#### Your instructions:
Pull each line containing "обработка" out of the data and copy it.

+===+

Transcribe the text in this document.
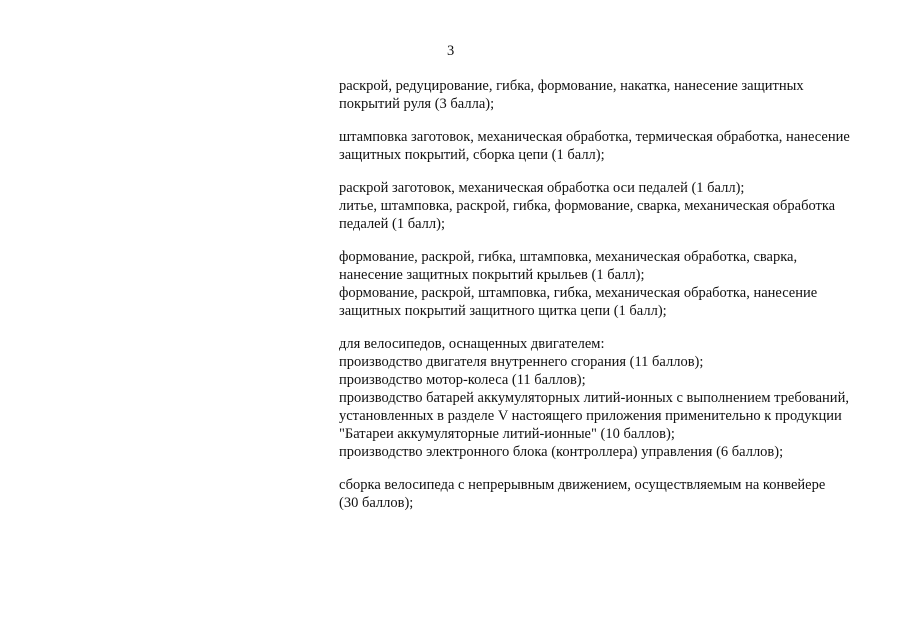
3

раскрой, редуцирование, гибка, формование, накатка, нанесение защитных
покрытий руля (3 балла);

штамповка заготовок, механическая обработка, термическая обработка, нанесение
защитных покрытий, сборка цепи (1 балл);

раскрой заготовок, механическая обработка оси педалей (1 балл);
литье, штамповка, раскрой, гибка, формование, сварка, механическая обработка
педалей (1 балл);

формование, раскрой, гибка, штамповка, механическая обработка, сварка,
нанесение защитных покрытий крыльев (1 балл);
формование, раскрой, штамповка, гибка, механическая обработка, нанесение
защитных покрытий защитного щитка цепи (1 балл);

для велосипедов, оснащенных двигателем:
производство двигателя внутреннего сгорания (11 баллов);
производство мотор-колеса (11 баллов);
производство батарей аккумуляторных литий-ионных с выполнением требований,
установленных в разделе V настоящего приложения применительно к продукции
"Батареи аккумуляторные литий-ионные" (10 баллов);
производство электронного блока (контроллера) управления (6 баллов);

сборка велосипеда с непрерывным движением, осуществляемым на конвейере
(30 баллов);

+===+

#### Solution for this problem:
штамповка заготовок, механическая обработка, термическая обработка, нанесение
раскрой заготовок, механическая обработка оси педалей (1 балл);
литье, штамповка, раскрой, гибка, формование, сварка, механическая обработка
формование, раскрой, гибка, штамповка, механическая обработка, сварка,
формование, раскрой, штамповка, гибка, механическая обработка, нанесение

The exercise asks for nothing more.